■ Goal of the exercise ■
Transcribe the listing verbatim. Do not carry over any pictures.

■ Listing ■
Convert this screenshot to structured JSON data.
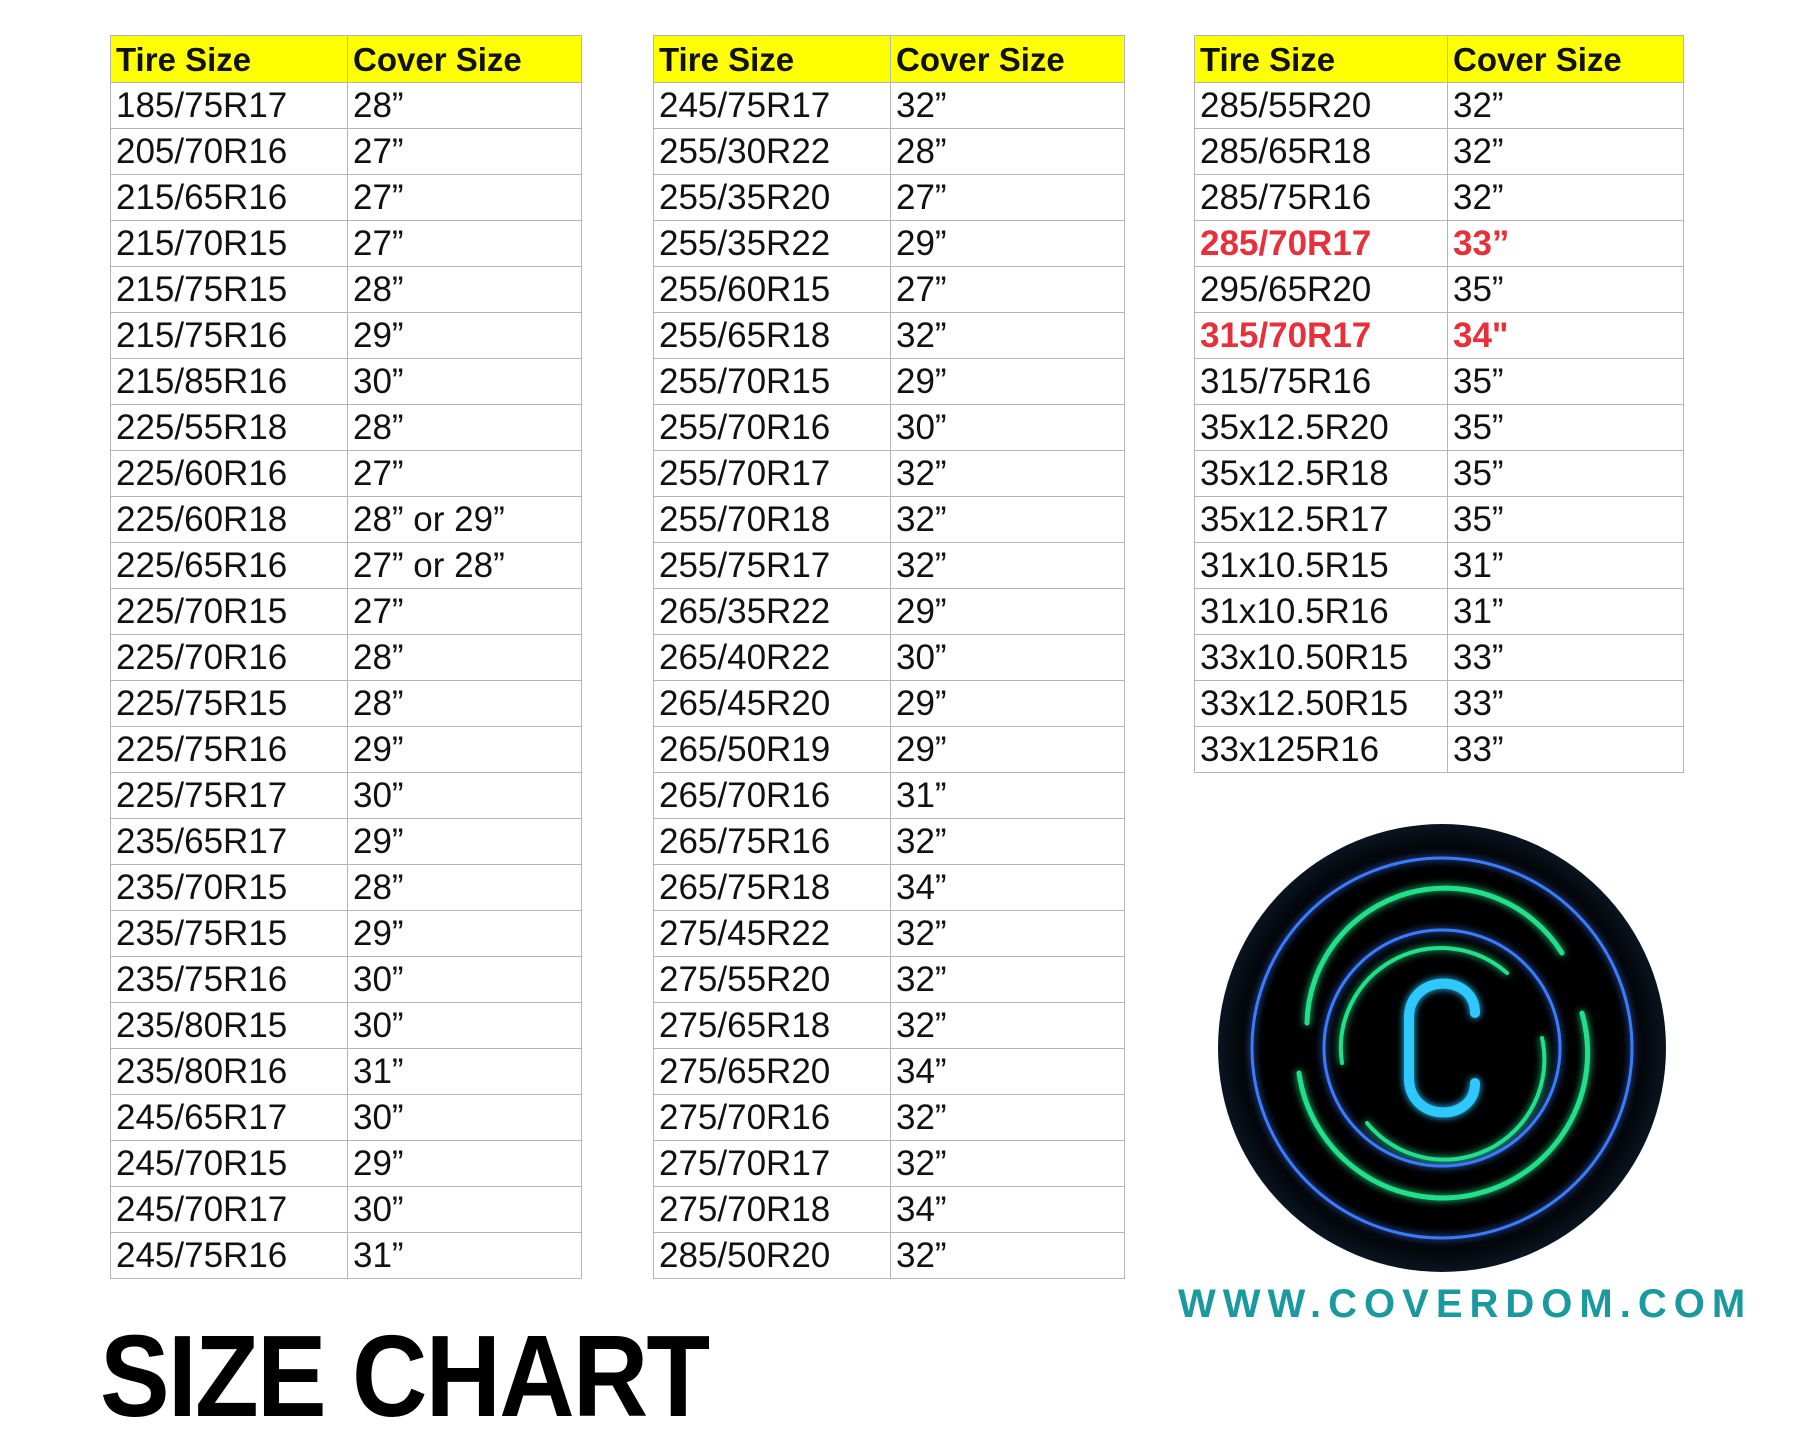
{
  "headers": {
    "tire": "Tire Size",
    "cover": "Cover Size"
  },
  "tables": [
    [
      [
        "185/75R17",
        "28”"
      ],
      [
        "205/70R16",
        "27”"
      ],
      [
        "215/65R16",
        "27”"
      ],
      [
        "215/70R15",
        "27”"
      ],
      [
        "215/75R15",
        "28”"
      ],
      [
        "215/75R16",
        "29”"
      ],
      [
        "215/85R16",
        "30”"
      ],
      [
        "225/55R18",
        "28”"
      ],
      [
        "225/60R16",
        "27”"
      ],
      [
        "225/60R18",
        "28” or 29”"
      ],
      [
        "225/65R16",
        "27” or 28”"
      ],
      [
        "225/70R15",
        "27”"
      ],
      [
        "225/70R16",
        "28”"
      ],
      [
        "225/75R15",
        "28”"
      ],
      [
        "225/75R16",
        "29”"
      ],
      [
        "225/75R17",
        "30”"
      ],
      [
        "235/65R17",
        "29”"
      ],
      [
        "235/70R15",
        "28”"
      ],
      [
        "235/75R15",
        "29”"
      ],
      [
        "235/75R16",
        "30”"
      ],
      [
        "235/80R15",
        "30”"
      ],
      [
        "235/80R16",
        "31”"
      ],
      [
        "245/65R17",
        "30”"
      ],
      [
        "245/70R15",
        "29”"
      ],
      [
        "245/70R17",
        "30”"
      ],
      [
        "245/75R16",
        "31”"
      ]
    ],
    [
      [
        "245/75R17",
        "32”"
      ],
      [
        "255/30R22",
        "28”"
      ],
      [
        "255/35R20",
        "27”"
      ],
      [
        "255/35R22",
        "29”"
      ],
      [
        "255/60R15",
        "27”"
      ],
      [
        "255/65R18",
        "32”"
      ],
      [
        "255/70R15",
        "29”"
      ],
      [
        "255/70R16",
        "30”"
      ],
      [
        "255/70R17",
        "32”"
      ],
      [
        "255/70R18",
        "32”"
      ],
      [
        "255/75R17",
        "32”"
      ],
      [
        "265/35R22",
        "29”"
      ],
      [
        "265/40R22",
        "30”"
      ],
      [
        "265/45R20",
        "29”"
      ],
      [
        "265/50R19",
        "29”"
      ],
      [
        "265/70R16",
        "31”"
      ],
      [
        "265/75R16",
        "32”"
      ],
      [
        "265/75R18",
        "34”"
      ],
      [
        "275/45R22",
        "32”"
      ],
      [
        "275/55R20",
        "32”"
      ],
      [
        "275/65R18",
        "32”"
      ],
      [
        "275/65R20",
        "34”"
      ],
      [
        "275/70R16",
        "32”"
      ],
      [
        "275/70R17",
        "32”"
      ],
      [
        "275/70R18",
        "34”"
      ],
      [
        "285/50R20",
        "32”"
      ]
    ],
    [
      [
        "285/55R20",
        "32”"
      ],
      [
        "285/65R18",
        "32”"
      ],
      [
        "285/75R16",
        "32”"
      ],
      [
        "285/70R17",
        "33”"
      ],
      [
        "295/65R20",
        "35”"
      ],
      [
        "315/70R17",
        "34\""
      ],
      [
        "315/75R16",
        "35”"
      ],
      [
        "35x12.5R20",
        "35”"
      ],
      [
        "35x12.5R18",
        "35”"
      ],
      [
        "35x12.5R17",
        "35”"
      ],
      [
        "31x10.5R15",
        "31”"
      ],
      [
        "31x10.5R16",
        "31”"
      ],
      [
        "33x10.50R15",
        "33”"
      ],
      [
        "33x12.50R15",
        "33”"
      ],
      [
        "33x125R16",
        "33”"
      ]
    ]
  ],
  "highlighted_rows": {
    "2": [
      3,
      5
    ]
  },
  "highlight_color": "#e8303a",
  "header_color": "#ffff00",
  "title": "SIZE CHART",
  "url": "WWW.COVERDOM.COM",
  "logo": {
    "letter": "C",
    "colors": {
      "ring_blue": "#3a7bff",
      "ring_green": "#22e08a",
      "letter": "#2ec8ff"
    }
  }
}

■ Full output ■
Convert this screenshot to structured JSON data.
{
  "headers": {
    "tire": "Tire Size",
    "cover": "Cover Size"
  },
  "tables": [
    [
      [
        "185/75R17",
        "28”"
      ],
      [
        "205/70R16",
        "27”"
      ],
      [
        "215/65R16",
        "27”"
      ],
      [
        "215/70R15",
        "27”"
      ],
      [
        "215/75R15",
        "28”"
      ],
      [
        "215/75R16",
        "29”"
      ],
      [
        "215/85R16",
        "30”"
      ],
      [
        "225/55R18",
        "28”"
      ],
      [
        "225/60R16",
        "27”"
      ],
      [
        "225/60R18",
        "28” or 29”"
      ],
      [
        "225/65R16",
        "27” or 28”"
      ],
      [
        "225/70R15",
        "27”"
      ],
      [
        "225/70R16",
        "28”"
      ],
      [
        "225/75R15",
        "28”"
      ],
      [
        "225/75R16",
        "29”"
      ],
      [
        "225/75R17",
        "30”"
      ],
      [
        "235/65R17",
        "29”"
      ],
      [
        "235/70R15",
        "28”"
      ],
      [
        "235/75R15",
        "29”"
      ],
      [
        "235/75R16",
        "30”"
      ],
      [
        "235/80R15",
        "30”"
      ],
      [
        "235/80R16",
        "31”"
      ],
      [
        "245/65R17",
        "30”"
      ],
      [
        "245/70R15",
        "29”"
      ],
      [
        "245/70R17",
        "30”"
      ],
      [
        "245/75R16",
        "31”"
      ]
    ],
    [
      [
        "245/75R17",
        "32”"
      ],
      [
        "255/30R22",
        "28”"
      ],
      [
        "255/35R20",
        "27”"
      ],
      [
        "255/35R22",
        "29”"
      ],
      [
        "255/60R15",
        "27”"
      ],
      [
        "255/65R18",
        "32”"
      ],
      [
        "255/70R15",
        "29”"
      ],
      [
        "255/70R16",
        "30”"
      ],
      [
        "255/70R17",
        "32”"
      ],
      [
        "255/70R18",
        "32”"
      ],
      [
        "255/75R17",
        "32”"
      ],
      [
        "265/35R22",
        "29”"
      ],
      [
        "265/40R22",
        "30”"
      ],
      [
        "265/45R20",
        "29”"
      ],
      [
        "265/50R19",
        "29”"
      ],
      [
        "265/70R16",
        "31”"
      ],
      [
        "265/75R16",
        "32”"
      ],
      [
        "265/75R18",
        "34”"
      ],
      [
        "275/45R22",
        "32”"
      ],
      [
        "275/55R20",
        "32”"
      ],
      [
        "275/65R18",
        "32”"
      ],
      [
        "275/65R20",
        "34”"
      ],
      [
        "275/70R16",
        "32”"
      ],
      [
        "275/70R17",
        "32”"
      ],
      [
        "275/70R18",
        "34”"
      ],
      [
        "285/50R20",
        "32”"
      ]
    ],
    [
      [
        "285/55R20",
        "32”"
      ],
      [
        "285/65R18",
        "32”"
      ],
      [
        "285/75R16",
        "32”"
      ],
      [
        "285/70R17",
        "33”"
      ],
      [
        "295/65R20",
        "35”"
      ],
      [
        "315/70R17",
        "34\""
      ],
      [
        "315/75R16",
        "35”"
      ],
      [
        "35x12.5R20",
        "35”"
      ],
      [
        "35x12.5R18",
        "35”"
      ],
      [
        "35x12.5R17",
        "35”"
      ],
      [
        "31x10.5R15",
        "31”"
      ],
      [
        "31x10.5R16",
        "31”"
      ],
      [
        "33x10.50R15",
        "33”"
      ],
      [
        "33x12.50R15",
        "33”"
      ],
      [
        "33x125R16",
        "33”"
      ]
    ]
  ],
  "highlighted_rows": {
    "2": [
      3,
      5
    ]
  },
  "highlight_color": "#e8303a",
  "header_color": "#ffff00",
  "title": "SIZE CHART",
  "url": "WWW.COVERDOM.COM",
  "logo": {
    "letter": "C",
    "colors": {
      "ring_blue": "#3a7bff",
      "ring_green": "#22e08a",
      "letter": "#2ec8ff"
    }
  }
}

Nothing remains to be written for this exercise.